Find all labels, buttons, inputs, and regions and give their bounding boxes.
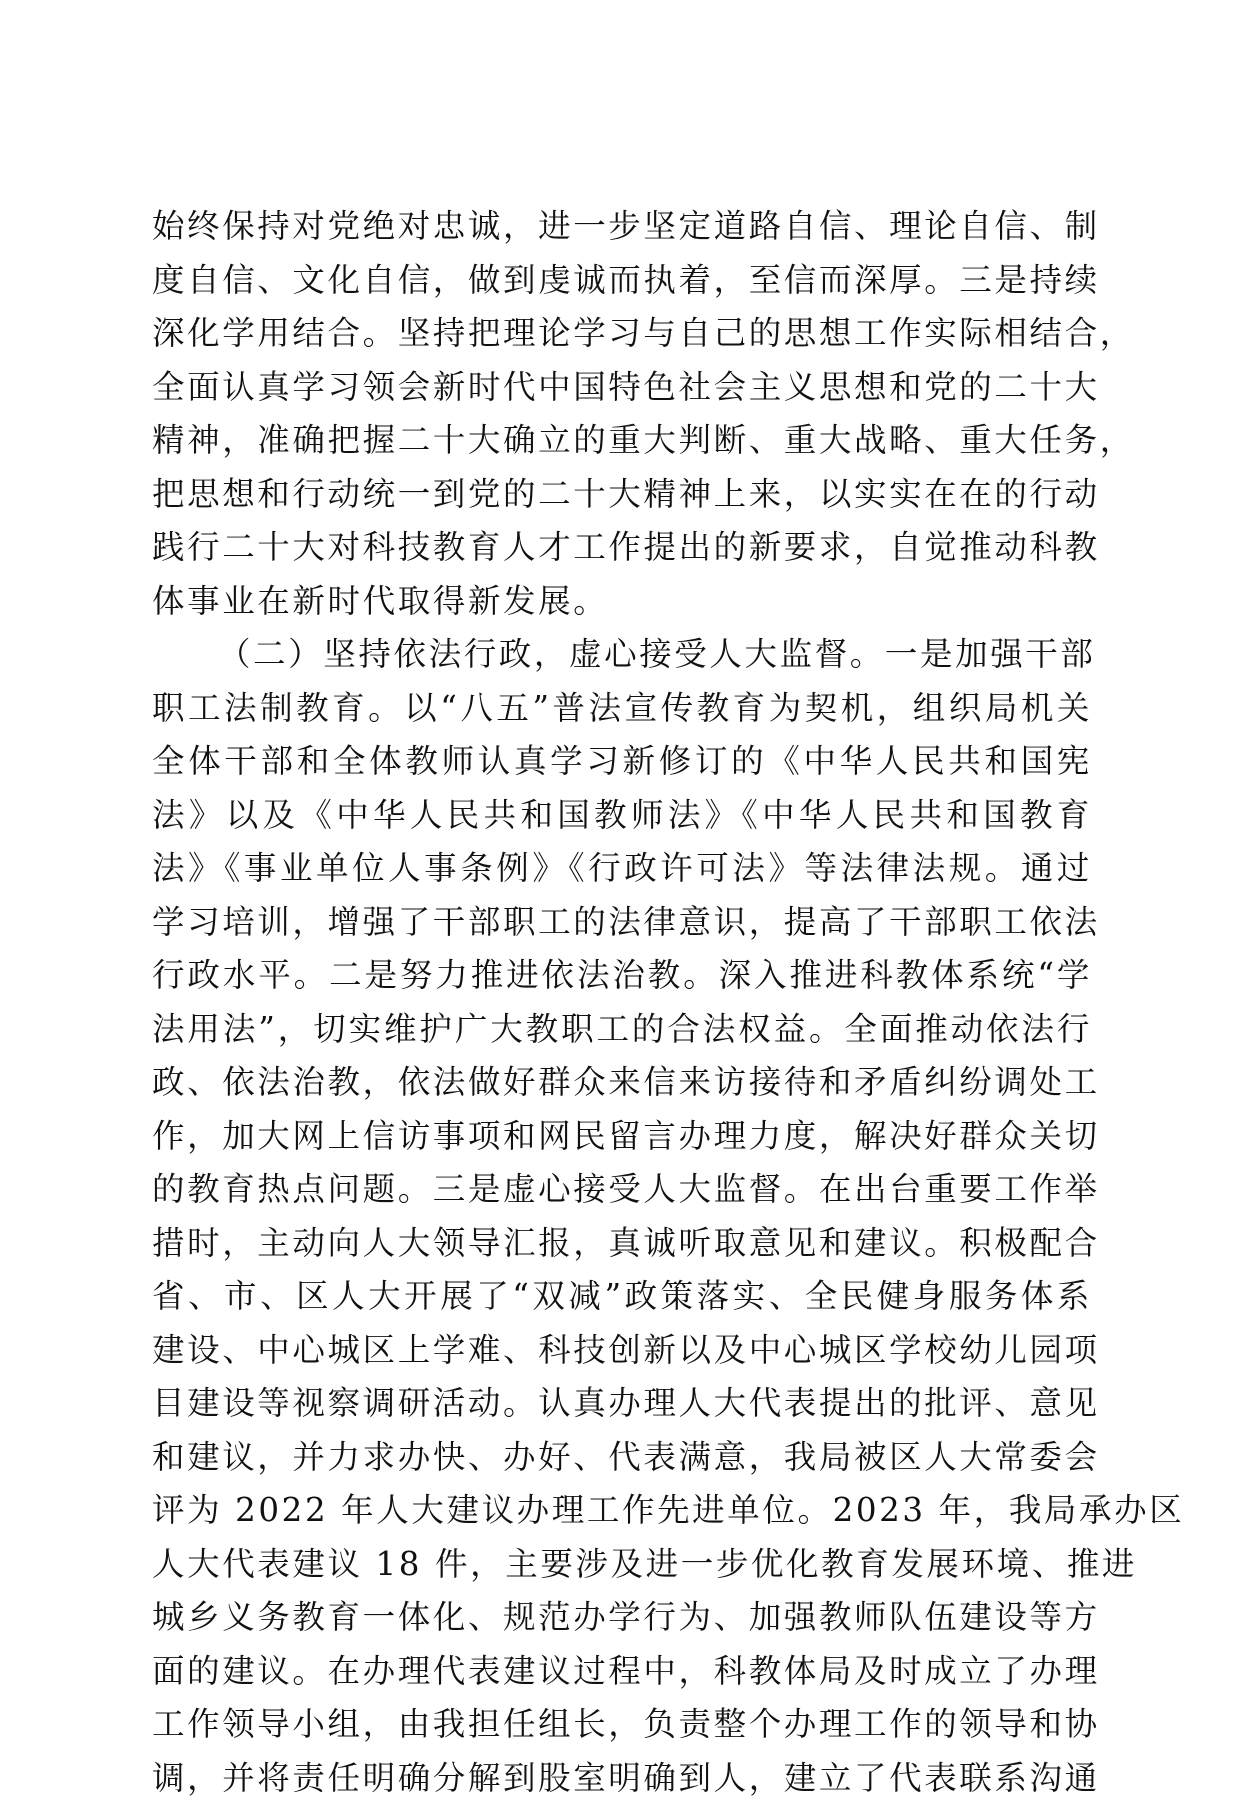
text-line: 工作领导小组，由我担任组长，负责整个办理工作的领导和协: [152, 1698, 1092, 1752]
text-line: 深化学用结合。坚持把理论学习与自己的思想工作实际相结合，: [152, 307, 1092, 361]
body-text: [152, 200, 1092, 1805]
text-line: 学习培训，增强了干部职工的法律意识，提高了干部职工依法: [152, 896, 1092, 950]
text-line: 践行二十大对科技教育人才工作提出的新要求，自觉推动科教: [152, 521, 1092, 575]
text-line: 建设、中心城区上学难、科技创新以及中心城区学校幼儿园项: [152, 1324, 1092, 1378]
text-line: 人大代表建议 18 件，主要涉及进一步优化教育发展环境、推进: [152, 1538, 1092, 1592]
text-line: 作，加大网上信访事项和网民留言办理力度，解决好群众关切: [152, 1110, 1092, 1164]
text-line: 把思想和行动统一到党的二十大精神上来，以实实在在的行动: [152, 468, 1092, 522]
text-line: 精神，准确把握二十大确立的重大判断、重大战略、重大任务，: [152, 414, 1092, 468]
text-line: 目建设等视察调研活动。认真办理人大代表提出的批评、意见: [152, 1377, 1092, 1431]
text-line: 法》《事业单位人事条例》《行政许可法》等法律法规。通过: [152, 842, 1092, 896]
text-line: 和建议，并力求办快、办好、代表满意，我局被区人大常委会: [152, 1431, 1092, 1485]
text-line: 城乡义务教育一体化、规范办学行为、加强教师队伍建设等方: [152, 1591, 1092, 1645]
text-line: 全面认真学习领会新时代中国特色社会主义思想和党的二十大: [152, 361, 1092, 415]
section-heading-line: （二）坚持依法行政，虚心接受人大监督。一是加强干部: [152, 628, 1092, 682]
text-line: 面的建议。在办理代表建议过程中，科教体局及时成立了办理: [152, 1645, 1092, 1699]
text-line: 法用法”，切实维护广大教职工的合法权益。全面推动依法行: [152, 1003, 1092, 1057]
text-line: 措时，主动向人大领导汇报，真诚听取意见和建议。积极配合: [152, 1217, 1092, 1271]
text-line: 度自信、文化自信，做到虔诚而执着，至信而深厚。三是持续: [152, 254, 1092, 308]
text-line: 行政水平。二是努力推进依法治教。深入推进科教体系统“学: [152, 949, 1092, 1003]
text-line: 始终保持对党绝对忠诚，进一步坚定道路自信、理论自信、制: [152, 200, 1092, 254]
text-line: 法》以及《中华人民共和国教师法》《中华人民共和国教育: [152, 789, 1092, 843]
text-line: 的教育热点问题。三是虚心接受人大监督。在出台重要工作举: [152, 1163, 1092, 1217]
text-line: 职工法制教育。以“八五”普法宣传教育为契机，组织局机关: [152, 682, 1092, 736]
text-line: 全体干部和全体教师认真学习新修订的《中华人民共和国宪: [152, 735, 1092, 789]
text-line: 政、依法治教，依法做好群众来信来访接待和矛盾纠纷调处工: [152, 1056, 1092, 1110]
text-line: 体事业在新时代取得新发展。: [152, 575, 1092, 629]
text-line: 评为 2022 年人大建议办理工作先进单位。2023 年，我局承办区: [152, 1484, 1092, 1538]
text-line: 调，并将责任明确分解到股室明确到人，建立了代表联系沟通: [152, 1752, 1092, 1805]
text-line: 省、市、区人大开展了“双减”政策落实、全民健身服务体系: [152, 1270, 1092, 1324]
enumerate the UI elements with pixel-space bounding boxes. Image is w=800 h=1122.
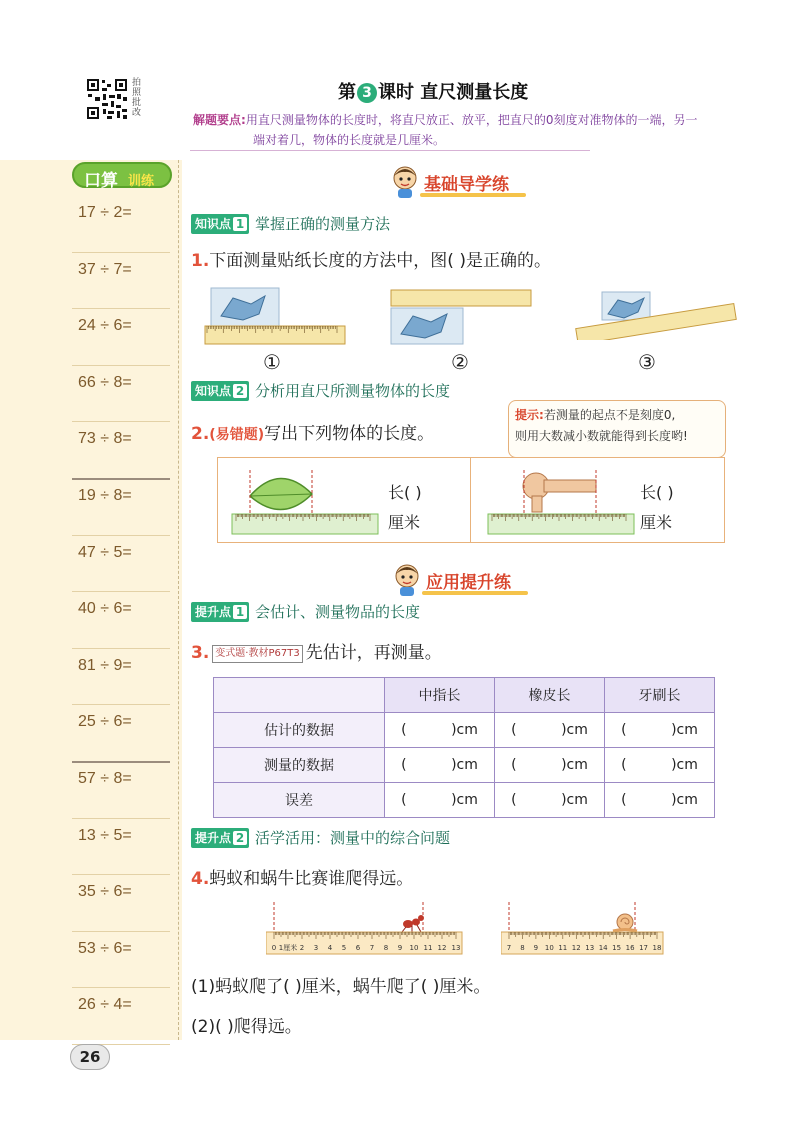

# # # # # # #

- _What to work on_: Copy exactly the items between the line containing "text-line: 工作领导小组，由我担任组长，负责整个办理工作的领导和协: [152, 1698, 1092, 1752]" and the line containing "text-line: 全面认真学习领会新时代中国特色社会主义思想和党的二十大: [152, 361, 1092, 415]", both included.

- _Result of this task_:
text-line: 工作领导小组，由我担任组长，负责整个办理工作的领导和协: [152, 1698, 1092, 1752]
text-line: 深化学用结合。坚持把理论学习与自己的思想工作实际相结合，: [152, 307, 1092, 361]
body-text: [152, 200, 1092, 1805]
text-line: 学习培训，增强了干部职工的法律意识，提高了干部职工依法: [152, 896, 1092, 950]
text-line: 践行二十大对科技教育人才工作提出的新要求，自觉推动科教: [152, 521, 1092, 575]
text-line: 建设、中心城区上学难、科技创新以及中心城区学校幼儿园项: [152, 1324, 1092, 1378]
text-line: 人大代表建议 18 件，主要涉及进一步优化教育发展环境、推进: [152, 1538, 1092, 1592]
text-line: 作，加大网上信访事项和网民留言办理力度，解决好群众关切: [152, 1110, 1092, 1164]
text-line: 把思想和行动统一到党的二十大精神上来，以实实在在的行动: [152, 468, 1092, 522]
text-line: 精神，准确把握二十大确立的重大判断、重大战略、重大任务，: [152, 414, 1092, 468]
text-line: 目建设等视察调研活动。认真办理人大代表提出的批评、意见: [152, 1377, 1092, 1431]
text-line: 法》《事业单位人事条例》《行政许可法》等法律法规。通过: [152, 842, 1092, 896]
text-line: 和建议，并力求办快、办好、代表满意，我局被区人大常委会: [152, 1431, 1092, 1485]
text-line: 城乡义务教育一体化、规范办学行为、加强教师队伍建设等方: [152, 1591, 1092, 1645]
text-line: 全面认真学习领会新时代中国特色社会主义思想和党的二十大: [152, 361, 1092, 415]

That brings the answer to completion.